* Exercise instructions
Select the lines that hold the word "payer" and copy each one.

* Provided data
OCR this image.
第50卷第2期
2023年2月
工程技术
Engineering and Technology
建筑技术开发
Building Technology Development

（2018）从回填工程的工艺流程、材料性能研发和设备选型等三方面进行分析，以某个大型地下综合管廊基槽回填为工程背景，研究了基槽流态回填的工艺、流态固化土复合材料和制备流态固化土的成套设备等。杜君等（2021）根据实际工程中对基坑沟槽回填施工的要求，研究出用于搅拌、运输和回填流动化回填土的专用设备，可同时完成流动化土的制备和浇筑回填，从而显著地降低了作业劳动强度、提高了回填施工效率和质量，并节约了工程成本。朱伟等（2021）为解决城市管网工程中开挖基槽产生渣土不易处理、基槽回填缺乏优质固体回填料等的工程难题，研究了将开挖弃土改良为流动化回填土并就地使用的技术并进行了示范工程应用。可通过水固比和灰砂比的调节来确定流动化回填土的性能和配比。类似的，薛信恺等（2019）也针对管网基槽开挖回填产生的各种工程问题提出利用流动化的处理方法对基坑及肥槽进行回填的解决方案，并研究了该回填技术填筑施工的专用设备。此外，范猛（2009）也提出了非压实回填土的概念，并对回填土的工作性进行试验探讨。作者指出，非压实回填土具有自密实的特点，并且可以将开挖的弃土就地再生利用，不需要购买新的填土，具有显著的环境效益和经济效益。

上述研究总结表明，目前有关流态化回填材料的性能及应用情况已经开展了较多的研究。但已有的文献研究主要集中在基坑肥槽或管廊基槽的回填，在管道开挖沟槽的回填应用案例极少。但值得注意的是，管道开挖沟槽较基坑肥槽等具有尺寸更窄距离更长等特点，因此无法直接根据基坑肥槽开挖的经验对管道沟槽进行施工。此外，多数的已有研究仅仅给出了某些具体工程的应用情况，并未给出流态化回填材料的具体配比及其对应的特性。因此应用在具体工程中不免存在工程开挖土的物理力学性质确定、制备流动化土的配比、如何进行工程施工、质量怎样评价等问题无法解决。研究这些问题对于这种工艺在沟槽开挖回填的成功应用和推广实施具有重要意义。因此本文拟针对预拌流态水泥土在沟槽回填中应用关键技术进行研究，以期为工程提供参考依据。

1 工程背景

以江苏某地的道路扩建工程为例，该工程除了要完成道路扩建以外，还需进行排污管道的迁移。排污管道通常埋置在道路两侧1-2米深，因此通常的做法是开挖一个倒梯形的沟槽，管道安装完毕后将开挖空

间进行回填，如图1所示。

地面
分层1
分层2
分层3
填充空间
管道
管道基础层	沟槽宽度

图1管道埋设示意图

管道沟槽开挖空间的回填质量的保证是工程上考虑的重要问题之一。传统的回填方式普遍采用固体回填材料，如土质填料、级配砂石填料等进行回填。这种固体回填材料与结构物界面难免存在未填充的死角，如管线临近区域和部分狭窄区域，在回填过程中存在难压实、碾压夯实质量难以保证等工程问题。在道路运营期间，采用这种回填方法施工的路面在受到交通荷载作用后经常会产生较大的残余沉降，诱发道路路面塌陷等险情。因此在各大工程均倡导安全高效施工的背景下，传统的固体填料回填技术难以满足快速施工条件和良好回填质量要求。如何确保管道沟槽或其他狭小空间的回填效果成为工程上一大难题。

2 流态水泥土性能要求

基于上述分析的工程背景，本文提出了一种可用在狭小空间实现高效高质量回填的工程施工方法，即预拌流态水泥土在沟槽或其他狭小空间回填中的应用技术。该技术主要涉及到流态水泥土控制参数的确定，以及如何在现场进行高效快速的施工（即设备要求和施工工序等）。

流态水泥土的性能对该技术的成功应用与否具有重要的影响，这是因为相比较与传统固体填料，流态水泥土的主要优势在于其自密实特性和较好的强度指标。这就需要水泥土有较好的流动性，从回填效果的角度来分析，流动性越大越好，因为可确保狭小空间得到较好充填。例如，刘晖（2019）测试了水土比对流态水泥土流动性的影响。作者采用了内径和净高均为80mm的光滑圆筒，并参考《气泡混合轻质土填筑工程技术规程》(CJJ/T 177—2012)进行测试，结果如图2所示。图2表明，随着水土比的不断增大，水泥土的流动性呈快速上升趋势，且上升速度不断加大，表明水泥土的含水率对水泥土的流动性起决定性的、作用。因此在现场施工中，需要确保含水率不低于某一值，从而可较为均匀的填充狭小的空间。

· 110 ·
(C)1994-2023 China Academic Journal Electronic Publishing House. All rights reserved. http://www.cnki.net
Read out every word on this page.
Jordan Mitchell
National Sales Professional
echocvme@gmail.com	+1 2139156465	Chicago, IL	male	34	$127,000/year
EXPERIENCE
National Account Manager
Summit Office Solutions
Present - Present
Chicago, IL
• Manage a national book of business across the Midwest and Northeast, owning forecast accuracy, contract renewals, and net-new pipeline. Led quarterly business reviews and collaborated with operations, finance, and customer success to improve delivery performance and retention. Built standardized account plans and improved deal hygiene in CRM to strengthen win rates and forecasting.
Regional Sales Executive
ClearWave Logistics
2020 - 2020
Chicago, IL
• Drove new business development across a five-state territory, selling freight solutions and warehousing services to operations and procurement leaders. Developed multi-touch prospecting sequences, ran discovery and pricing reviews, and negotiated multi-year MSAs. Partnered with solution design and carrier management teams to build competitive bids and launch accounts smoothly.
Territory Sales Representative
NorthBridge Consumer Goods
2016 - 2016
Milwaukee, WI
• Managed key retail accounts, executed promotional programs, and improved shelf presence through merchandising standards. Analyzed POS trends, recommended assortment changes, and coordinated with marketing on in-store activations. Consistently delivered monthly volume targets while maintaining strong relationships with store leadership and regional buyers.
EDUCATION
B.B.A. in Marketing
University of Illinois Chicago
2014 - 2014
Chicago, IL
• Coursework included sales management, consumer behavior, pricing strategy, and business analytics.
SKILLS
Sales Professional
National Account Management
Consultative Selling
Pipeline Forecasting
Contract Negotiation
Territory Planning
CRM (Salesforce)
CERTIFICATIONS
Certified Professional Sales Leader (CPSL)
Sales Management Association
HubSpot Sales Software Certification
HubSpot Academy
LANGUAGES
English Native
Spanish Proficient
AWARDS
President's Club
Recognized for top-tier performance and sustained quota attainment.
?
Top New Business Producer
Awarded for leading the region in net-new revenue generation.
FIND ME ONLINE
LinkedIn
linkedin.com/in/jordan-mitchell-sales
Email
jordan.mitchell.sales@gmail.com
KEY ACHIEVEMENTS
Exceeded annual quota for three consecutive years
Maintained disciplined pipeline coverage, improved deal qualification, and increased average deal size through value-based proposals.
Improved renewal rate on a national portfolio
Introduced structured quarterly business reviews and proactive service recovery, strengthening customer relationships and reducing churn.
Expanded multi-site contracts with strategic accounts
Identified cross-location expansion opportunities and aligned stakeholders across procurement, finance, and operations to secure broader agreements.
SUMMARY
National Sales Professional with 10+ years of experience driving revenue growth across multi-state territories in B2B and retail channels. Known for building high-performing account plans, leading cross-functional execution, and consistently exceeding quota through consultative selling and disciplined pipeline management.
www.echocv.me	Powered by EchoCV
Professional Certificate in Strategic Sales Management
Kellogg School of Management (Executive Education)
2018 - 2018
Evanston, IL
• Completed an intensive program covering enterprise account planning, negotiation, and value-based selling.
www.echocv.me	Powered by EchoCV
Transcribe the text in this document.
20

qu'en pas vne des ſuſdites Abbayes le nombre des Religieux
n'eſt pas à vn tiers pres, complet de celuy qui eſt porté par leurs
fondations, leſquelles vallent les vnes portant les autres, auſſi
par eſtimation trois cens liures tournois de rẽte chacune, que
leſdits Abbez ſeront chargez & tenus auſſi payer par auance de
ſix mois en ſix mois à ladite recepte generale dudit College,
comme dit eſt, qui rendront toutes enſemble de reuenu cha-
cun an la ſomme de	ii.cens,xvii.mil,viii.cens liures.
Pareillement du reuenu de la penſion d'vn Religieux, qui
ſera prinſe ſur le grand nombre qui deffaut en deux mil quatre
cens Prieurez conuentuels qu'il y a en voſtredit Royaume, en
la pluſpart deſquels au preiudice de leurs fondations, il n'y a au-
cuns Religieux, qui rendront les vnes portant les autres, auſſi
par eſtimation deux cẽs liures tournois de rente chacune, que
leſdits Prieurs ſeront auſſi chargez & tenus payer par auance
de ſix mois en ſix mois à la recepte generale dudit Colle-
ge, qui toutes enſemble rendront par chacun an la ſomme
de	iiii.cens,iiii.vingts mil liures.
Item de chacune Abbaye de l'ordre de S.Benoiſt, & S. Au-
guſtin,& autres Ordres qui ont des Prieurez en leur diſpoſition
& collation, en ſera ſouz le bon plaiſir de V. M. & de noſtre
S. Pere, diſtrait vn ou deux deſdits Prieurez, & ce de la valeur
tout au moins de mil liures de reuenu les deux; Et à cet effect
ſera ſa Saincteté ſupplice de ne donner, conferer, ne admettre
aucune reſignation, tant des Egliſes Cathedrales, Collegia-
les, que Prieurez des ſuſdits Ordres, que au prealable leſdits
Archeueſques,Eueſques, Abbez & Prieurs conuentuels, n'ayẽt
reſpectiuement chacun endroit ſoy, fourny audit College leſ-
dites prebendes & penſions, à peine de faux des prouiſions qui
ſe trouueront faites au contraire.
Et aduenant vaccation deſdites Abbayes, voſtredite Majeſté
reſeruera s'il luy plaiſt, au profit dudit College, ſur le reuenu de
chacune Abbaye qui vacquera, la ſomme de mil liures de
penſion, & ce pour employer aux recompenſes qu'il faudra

* Exercise answer
leſdits Abbez ſeront chargez & tenus auſſi payer par auance de
leſdits Prieurs ſeront auſſi chargez & tenus payer par auance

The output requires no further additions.